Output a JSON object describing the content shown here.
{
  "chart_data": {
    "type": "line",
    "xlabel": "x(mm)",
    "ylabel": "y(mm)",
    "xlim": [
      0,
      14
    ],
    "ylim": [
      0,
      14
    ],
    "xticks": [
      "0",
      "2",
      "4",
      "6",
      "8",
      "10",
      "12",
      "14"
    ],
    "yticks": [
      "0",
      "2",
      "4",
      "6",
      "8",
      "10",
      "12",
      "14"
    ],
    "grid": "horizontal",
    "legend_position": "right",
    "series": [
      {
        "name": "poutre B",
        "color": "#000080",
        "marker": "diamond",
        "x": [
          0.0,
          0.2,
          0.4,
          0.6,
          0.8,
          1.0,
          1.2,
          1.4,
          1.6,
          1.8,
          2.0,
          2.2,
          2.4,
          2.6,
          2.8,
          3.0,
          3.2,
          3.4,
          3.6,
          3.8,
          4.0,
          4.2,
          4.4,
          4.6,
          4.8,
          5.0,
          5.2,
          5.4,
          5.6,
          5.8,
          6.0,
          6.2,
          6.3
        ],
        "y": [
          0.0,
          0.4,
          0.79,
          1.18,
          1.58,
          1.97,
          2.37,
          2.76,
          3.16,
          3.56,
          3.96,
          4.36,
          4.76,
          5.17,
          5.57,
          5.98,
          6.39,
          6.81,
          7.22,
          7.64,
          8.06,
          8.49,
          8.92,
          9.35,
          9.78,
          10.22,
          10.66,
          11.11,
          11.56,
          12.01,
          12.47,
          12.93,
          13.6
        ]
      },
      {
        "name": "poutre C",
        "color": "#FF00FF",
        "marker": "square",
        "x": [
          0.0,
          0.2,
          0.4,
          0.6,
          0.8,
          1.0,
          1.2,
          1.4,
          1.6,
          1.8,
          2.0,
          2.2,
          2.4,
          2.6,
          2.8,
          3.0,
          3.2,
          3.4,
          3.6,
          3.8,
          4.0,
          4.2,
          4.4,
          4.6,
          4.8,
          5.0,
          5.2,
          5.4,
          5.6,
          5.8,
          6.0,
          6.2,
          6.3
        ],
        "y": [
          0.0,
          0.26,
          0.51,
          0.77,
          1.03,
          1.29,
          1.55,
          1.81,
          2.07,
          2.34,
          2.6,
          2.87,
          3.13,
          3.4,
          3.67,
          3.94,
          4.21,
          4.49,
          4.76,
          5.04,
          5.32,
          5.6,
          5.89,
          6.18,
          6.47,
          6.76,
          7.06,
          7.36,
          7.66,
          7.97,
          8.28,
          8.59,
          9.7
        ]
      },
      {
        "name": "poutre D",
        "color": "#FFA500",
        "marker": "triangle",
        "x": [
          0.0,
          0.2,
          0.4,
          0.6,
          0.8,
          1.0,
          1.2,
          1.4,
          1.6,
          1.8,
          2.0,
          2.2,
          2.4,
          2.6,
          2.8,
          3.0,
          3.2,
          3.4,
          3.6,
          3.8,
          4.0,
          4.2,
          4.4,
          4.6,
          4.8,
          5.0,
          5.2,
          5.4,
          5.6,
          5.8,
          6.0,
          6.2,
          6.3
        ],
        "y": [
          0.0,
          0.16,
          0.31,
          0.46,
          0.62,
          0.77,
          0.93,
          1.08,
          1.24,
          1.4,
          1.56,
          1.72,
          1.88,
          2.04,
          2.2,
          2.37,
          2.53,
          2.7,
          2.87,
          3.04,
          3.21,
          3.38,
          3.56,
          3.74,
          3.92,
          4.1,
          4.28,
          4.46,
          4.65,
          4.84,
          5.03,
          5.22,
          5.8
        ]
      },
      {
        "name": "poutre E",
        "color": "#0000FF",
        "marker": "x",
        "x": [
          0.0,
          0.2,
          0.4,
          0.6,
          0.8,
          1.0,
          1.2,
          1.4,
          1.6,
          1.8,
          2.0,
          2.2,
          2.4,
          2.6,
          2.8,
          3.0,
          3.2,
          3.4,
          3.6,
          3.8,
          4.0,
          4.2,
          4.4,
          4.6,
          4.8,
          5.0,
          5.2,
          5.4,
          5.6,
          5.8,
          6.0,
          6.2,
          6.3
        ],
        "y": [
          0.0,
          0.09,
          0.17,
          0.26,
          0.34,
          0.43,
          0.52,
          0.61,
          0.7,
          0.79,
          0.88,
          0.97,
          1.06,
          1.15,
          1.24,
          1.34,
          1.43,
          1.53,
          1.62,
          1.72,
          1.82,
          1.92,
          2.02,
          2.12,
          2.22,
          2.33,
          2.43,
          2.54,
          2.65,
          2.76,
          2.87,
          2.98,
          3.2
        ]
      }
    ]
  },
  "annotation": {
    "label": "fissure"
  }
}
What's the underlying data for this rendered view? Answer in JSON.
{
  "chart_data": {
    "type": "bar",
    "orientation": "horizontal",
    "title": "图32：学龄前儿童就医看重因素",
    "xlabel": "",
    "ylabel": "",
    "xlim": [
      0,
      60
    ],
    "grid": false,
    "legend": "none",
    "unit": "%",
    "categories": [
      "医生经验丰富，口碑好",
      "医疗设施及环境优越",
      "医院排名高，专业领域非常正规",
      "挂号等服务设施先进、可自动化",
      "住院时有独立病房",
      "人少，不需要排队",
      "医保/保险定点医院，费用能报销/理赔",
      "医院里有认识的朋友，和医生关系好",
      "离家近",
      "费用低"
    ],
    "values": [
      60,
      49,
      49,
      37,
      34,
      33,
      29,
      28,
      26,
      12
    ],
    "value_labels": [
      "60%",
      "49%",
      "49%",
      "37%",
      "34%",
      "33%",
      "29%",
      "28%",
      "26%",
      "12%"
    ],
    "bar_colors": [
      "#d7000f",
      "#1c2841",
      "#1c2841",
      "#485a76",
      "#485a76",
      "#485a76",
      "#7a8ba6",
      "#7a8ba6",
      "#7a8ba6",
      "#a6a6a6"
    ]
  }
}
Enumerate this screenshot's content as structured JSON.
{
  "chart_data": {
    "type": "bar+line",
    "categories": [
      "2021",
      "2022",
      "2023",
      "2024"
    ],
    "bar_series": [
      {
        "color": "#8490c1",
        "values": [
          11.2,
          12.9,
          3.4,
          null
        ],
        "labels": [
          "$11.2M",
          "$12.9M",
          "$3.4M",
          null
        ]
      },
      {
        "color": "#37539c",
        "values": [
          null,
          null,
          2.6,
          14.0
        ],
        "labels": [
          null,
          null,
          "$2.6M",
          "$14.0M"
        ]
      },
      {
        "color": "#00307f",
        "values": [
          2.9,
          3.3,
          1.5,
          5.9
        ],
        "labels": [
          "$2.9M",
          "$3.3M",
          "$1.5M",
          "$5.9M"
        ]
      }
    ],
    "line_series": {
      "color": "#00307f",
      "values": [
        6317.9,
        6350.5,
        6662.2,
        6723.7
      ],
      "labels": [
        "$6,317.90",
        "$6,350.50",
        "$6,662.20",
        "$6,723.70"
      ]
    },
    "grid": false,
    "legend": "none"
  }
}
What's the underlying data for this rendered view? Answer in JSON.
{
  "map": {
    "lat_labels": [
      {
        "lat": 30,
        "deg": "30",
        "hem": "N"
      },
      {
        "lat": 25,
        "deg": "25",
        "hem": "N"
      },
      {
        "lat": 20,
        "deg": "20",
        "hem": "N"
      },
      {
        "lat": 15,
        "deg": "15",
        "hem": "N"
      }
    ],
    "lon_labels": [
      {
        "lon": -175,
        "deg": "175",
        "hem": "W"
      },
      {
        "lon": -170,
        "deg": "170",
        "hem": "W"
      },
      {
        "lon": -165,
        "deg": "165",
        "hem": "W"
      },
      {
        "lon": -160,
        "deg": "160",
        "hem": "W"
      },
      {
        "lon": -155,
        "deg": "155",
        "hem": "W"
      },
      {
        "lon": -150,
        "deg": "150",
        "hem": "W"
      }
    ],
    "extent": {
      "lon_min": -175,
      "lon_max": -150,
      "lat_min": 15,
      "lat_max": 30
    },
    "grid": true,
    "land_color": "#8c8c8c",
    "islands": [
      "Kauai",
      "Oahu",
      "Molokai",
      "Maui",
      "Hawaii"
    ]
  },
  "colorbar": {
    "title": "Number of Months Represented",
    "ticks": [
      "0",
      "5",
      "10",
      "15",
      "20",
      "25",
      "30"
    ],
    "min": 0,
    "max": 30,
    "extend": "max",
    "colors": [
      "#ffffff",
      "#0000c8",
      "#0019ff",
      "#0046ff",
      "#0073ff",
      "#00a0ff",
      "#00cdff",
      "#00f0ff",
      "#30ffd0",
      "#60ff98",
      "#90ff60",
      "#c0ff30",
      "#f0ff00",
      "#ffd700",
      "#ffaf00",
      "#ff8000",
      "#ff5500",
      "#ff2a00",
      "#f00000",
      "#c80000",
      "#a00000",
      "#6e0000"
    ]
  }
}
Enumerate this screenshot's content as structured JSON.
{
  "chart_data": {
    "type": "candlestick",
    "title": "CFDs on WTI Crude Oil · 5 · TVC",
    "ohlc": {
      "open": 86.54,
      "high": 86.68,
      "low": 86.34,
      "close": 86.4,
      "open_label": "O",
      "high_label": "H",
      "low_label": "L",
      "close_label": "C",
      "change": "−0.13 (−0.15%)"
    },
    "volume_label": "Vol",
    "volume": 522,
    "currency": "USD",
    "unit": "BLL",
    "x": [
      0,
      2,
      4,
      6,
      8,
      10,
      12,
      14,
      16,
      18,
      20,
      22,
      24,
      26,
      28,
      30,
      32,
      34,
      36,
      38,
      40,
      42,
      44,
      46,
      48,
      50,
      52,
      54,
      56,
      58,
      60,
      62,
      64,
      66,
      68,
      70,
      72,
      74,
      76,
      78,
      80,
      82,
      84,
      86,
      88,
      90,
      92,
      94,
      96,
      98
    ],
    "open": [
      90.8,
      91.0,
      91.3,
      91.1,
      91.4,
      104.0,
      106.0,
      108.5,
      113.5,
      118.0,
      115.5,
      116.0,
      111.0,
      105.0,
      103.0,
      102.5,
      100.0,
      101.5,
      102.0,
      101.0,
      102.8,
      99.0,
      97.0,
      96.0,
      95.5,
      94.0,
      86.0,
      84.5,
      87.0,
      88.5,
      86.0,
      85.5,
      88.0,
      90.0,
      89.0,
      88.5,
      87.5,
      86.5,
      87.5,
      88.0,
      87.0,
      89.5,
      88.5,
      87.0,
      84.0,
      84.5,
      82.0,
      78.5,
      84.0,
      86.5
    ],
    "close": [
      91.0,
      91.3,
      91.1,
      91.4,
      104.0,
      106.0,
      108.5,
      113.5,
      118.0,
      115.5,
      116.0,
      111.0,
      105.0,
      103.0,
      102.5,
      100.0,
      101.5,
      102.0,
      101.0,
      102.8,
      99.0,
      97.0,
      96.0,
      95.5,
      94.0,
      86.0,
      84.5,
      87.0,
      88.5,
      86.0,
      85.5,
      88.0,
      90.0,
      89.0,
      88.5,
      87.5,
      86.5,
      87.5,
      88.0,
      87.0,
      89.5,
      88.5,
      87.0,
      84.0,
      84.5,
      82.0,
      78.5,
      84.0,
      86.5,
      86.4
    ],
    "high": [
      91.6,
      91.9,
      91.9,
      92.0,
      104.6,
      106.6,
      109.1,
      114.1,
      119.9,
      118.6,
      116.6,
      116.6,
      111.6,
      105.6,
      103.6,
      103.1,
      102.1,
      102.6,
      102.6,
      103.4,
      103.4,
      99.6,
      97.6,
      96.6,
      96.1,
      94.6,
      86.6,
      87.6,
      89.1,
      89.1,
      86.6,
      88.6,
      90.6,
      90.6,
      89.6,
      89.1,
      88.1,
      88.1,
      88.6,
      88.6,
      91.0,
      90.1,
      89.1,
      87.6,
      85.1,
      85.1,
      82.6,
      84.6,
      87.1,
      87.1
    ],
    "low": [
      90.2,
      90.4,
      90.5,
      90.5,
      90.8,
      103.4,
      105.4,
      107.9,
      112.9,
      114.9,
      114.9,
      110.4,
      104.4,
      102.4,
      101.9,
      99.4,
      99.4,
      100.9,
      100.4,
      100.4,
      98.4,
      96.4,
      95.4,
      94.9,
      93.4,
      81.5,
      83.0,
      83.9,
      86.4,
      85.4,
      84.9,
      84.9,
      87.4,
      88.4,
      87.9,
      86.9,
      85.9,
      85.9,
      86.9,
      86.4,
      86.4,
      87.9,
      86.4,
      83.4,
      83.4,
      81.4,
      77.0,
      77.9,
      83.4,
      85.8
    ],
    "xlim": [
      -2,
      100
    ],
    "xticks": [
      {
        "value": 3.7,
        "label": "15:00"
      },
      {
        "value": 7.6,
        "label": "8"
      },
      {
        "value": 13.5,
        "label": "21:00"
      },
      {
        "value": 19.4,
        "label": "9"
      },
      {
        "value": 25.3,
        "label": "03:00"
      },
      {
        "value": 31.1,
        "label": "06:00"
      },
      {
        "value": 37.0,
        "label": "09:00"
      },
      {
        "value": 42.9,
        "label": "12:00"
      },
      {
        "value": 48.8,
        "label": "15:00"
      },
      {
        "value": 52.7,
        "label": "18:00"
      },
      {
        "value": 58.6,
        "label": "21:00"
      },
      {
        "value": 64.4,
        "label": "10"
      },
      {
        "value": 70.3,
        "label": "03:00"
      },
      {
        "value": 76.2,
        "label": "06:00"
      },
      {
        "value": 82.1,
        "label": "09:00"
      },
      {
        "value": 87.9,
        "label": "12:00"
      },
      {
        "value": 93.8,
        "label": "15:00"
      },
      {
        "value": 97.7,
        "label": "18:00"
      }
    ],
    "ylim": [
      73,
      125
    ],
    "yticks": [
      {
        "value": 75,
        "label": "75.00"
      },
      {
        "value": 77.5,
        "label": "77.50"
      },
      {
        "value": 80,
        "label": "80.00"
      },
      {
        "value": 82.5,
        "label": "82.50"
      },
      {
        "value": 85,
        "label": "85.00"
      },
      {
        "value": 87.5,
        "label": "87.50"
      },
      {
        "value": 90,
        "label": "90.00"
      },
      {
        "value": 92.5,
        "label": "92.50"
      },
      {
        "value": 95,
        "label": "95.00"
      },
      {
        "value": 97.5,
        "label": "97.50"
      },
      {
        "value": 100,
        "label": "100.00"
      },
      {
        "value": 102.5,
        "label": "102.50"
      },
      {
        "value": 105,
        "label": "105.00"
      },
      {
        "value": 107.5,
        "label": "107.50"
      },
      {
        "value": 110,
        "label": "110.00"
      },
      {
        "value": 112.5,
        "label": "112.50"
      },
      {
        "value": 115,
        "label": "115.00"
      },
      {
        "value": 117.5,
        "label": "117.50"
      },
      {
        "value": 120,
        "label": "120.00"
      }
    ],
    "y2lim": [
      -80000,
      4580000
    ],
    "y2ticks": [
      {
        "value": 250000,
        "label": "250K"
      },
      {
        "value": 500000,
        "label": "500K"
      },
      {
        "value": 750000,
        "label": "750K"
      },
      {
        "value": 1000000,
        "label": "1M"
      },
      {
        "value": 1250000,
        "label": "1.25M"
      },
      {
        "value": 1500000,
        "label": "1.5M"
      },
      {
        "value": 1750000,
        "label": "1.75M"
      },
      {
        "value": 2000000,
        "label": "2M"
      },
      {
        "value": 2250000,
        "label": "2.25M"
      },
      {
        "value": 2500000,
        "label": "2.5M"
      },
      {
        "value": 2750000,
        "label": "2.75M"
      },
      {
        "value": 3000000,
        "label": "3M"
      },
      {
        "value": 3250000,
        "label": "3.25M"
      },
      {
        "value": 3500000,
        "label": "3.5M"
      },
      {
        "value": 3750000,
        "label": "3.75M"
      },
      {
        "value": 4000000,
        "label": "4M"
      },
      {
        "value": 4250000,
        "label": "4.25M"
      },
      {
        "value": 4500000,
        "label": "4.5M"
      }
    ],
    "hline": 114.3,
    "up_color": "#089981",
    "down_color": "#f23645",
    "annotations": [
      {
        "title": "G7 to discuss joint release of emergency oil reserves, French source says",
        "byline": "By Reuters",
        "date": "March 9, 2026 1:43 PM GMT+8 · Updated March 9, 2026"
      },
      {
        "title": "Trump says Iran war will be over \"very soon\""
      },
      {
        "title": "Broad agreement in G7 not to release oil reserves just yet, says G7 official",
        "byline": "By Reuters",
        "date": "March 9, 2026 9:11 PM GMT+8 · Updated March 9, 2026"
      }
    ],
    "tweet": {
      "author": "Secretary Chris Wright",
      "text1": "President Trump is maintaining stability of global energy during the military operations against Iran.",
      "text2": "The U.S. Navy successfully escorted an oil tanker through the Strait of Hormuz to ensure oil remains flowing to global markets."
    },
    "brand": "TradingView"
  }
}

-.-.-

Task to complete: Which lines hold the word "reserves"? Copy all of them.

Result:
        "title": "G7 to discuss joint release of emergency oil reserves, French source says",
        "title": "Broad agreement in G7 not to release oil reserves just yet, says G7 official",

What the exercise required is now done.